What is expected: Can you rename "Nessun overlay" to "No overlay" throughout the material, keeping everything else unchanged and leaving the pictures out of your answer?

- - - - -

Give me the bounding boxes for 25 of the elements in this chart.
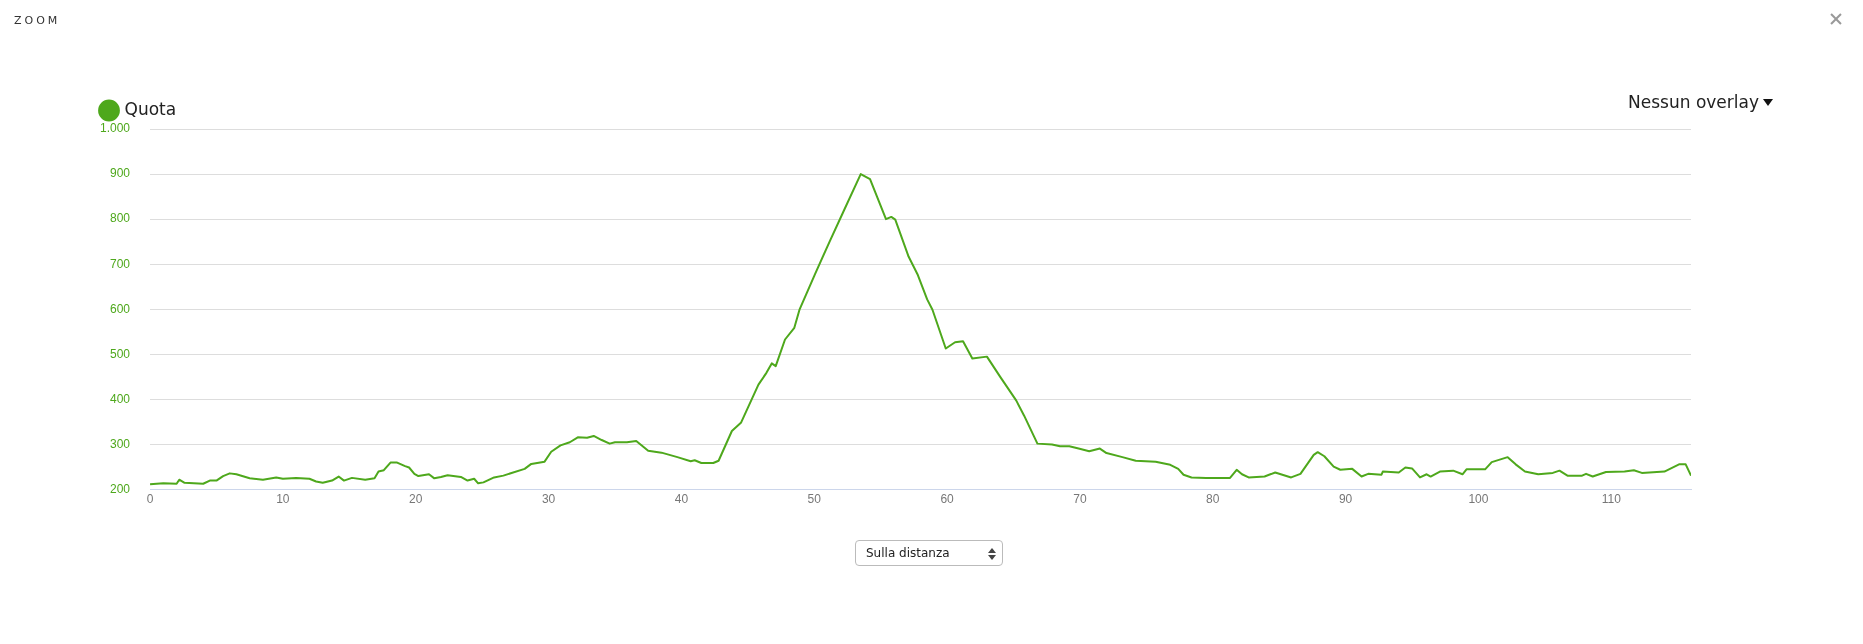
y-tick-label: 400 [110, 391, 131, 406]
x-tick-label: 40 [674, 492, 689, 507]
x-tick-label: 20 [409, 492, 423, 507]
y-tick-label: 600 [110, 301, 131, 316]
y-tick-label: 700 [110, 256, 131, 271]
y-tick-label: 1.000 [100, 121, 131, 136]
x-tick-label: 70 [1073, 492, 1087, 507]
text: ZOOM [14, 14, 61, 27]
x-tick-label: 100 [1468, 492, 1489, 507]
text: Sulla distanza [866, 546, 950, 560]
x-tick-label: 50 [807, 492, 822, 507]
y-tick-label: 800 [110, 211, 131, 226]
y-tick-label: 900 [110, 166, 131, 181]
x-tick-label: 110 [1601, 492, 1622, 507]
text: Nessun overlay [1628, 92, 1759, 112]
x-tick-label: 90 [1338, 492, 1353, 507]
x-tick-label: 80 [1206, 492, 1220, 507]
legend-label: Quota [124, 98, 177, 119]
y-tick-label: 300 [110, 436, 131, 451]
x-tick-label: 0 [146, 492, 154, 507]
x-tick-label: 30 [541, 492, 556, 507]
x-tick-label: 60 [940, 492, 955, 507]
y-tick-label: 200 [110, 481, 131, 496]
x-tick-label: 10 [276, 492, 290, 507]
y-tick-label: 500 [110, 346, 131, 361]
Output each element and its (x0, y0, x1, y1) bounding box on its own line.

- - - - -

Solution:
Give me the bounding boxes for 25 of the elements in this chart.
y-tick-label: 400 [110, 391, 131, 406]
x-tick-label: 40 [674, 492, 689, 507]
x-tick-label: 20 [409, 492, 423, 507]
y-tick-label: 600 [110, 301, 131, 316]
y-tick-label: 700 [110, 256, 131, 271]
y-tick-label: 1.000 [100, 121, 131, 136]
x-tick-label: 70 [1073, 492, 1087, 507]
text: ZOOM [14, 14, 61, 27]
x-tick-label: 100 [1468, 492, 1489, 507]
text: Sulla distanza [866, 546, 950, 560]
x-tick-label: 50 [807, 492, 822, 507]
y-tick-label: 800 [110, 211, 131, 226]
y-tick-label: 900 [110, 166, 131, 181]
x-tick-label: 110 [1601, 492, 1622, 507]
text: No overlay [1628, 92, 1759, 112]
x-tick-label: 90 [1338, 492, 1353, 507]
x-tick-label: 80 [1206, 492, 1220, 507]
legend-label: Quota [124, 98, 177, 119]
y-tick-label: 300 [110, 436, 131, 451]
x-tick-label: 0 [146, 492, 154, 507]
x-tick-label: 30 [541, 492, 556, 507]
x-tick-label: 60 [940, 492, 955, 507]
y-tick-label: 200 [110, 481, 131, 496]
x-tick-label: 10 [276, 492, 290, 507]
y-tick-label: 500 [110, 346, 131, 361]
Output each element and its (x0, y0, x1, y1) bounding box on its own line.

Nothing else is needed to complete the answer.